■ **Explore the material**:
(1) According to the passage on Hasee Toh Phasee, how much did the movie gross in its first week?
(2) Pick up the passage on Hasee Toh Phasee after its last line and keep writing.

■ **Study text**:

>>

Tushar Joshi of Daily News and Analysis gave the movie with 3/5 stars, writing, "The lead pair of Chopra and Malhotra make Hasee Toh Phasee enjoyable and believable. This odd pairing works only because these two actors take an effort to play their characters with utmost sincerity. Watch it if you want to see a different take on modern day romance. Hasee Toh Phasee is worth a watch for a solid act put together by its lead pair.".

===Box office===
According to Box Office India, Hasee Toh Phasee had a reasonable start in major metros in most parts of the country. Hasee Toh Phasee grossed around ₹40 million on its first day. The movie showed a 35% growth on Saturday, earning about ₹55 million. The weekend collections (according to Box Office India) were approximately ₹170 million, while trade analyst Taran Adarsh claimed it to be ₹185 million. The movie grossed a decent ₹275 million in the first week.

In the second week, the movie's screen count fell due to the release of Yash Raj Films' Gunday. However, it still grossed a figure of ₹47.5 million, taking the 10-day total to ₹320 million. Overseas, the opening weekend gross of film was approx $1.027 million (₹ 64.1 million).

== Accolades ==

Award: Date of ceremony; Category; Recipients; Result; Ref(s)

<<

■ **Given records**:
>>

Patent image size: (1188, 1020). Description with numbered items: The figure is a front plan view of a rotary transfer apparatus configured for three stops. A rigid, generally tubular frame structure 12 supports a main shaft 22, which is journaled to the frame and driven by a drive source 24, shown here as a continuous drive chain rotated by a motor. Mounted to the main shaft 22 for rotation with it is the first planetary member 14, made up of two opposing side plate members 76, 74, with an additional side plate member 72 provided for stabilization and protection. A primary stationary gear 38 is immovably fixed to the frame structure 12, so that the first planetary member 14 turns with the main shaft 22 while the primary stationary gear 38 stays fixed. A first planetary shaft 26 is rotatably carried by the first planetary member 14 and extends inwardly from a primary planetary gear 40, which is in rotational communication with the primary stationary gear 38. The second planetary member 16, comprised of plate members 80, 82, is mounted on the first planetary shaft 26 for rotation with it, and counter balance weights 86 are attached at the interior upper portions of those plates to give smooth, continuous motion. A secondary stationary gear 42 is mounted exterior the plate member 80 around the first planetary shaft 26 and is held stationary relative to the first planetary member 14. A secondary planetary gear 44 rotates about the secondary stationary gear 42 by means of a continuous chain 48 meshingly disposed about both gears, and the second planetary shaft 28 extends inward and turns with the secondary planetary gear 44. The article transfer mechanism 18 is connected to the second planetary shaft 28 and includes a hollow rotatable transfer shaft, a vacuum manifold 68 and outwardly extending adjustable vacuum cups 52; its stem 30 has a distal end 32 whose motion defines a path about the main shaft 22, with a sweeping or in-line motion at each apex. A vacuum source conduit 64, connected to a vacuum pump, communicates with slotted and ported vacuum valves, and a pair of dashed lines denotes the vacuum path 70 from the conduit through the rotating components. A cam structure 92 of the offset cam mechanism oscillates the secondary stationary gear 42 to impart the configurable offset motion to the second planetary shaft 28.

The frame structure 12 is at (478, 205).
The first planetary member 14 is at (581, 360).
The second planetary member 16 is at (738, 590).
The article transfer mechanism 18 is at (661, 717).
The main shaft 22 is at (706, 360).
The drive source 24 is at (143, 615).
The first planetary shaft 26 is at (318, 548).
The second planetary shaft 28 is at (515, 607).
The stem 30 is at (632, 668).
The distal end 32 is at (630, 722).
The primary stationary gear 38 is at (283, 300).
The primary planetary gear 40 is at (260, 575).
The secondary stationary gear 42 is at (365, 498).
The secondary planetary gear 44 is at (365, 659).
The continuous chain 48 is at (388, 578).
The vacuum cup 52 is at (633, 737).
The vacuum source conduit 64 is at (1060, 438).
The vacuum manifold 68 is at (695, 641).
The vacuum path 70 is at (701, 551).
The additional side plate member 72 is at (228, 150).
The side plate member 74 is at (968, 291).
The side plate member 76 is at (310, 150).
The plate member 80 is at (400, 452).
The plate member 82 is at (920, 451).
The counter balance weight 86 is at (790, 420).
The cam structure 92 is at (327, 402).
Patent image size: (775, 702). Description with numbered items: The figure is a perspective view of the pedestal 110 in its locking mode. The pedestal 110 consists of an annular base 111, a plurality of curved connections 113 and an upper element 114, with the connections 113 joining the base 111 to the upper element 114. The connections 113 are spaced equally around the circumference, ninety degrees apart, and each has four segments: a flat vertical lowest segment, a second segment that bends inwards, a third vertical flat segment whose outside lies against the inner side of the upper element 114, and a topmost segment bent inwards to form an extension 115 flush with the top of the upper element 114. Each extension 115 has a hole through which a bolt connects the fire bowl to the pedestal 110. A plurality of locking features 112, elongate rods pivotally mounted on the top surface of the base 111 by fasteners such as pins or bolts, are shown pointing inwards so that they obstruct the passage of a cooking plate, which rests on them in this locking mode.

<<

■ **Task answers**:
(1) About ₹275 million.

(2)
BIG Star Entertainment Awards: 18 December 2014; Most Entertaining Comedy Film; Hasee Toh Phasee; Nominated
Most Entertaining Romantic Film: Nominated
Most Entertaining Actor in a Romantic Film - Male: Sidharth Malhotra; Won
Most Entertaining Actor in a Comedy Film - Female: Parineeti Chopra; Won
Most Entertaining Actor in a Romantic Film - Female: Nominated
Filmfare Awards: 31 January 2015; Best Lyricist; Amitabh Bhattacharya for "Zehnaseeb"; Nominated
Best Male Playback Singer: Shekhar Ravjiani for "Zehnaseeb"; Nominated
Best Dialogue: Anurag Kashyap, Purva Naresh, Harshvardhan Kulkarni, Vinil Mathew; Nominated
Global Indian Music Academy Awards: 24 February 2015; Best Duet; Shekhar Ravjiani & Chinmayi Sripaada for "Zehnaseeb"; Nominated
Mirchi Music Awards: 27 February 2015; Song of The Year; "Zehnaseeb"; Won
Female Vocalist of The Year: Chinmayi Sripaada for "Zehnaseeb"; Nominated
Screen Awards: 14 January 2015; Best Actress; Parineeti Chopra; Nominated
Best Actress (Popular Choice): Nominated
Best Lyricist: Amitabh Bhattacharya for "Zehnaseeb"; Nominated
Star Guild Awards: 12 January 2015; Best Debut Director; Vinil Mathew; Nominated
Best Actor in a Comic Role: Parineeti Chopra; Nominated
Stardust Awards: 15 December 2014; Star of the Year - Female; Nominated
Best Actress in a Comedy or Romance: Nominated

== Legacy ==
Hasee Toh Phasee remains one of the most popular romantic dramas in Hindi cinema. It was named as one of the Bollywood's top romantic films by Rediff.com and Film Companion. Hasee Toh Phasee is cited as a milestone in Chopra and Malhotra's career. While, it was Malhotra's first solo success, it was Chopra's fourth consecutive success. Their performance in the film, has been noted as one of their most notable works.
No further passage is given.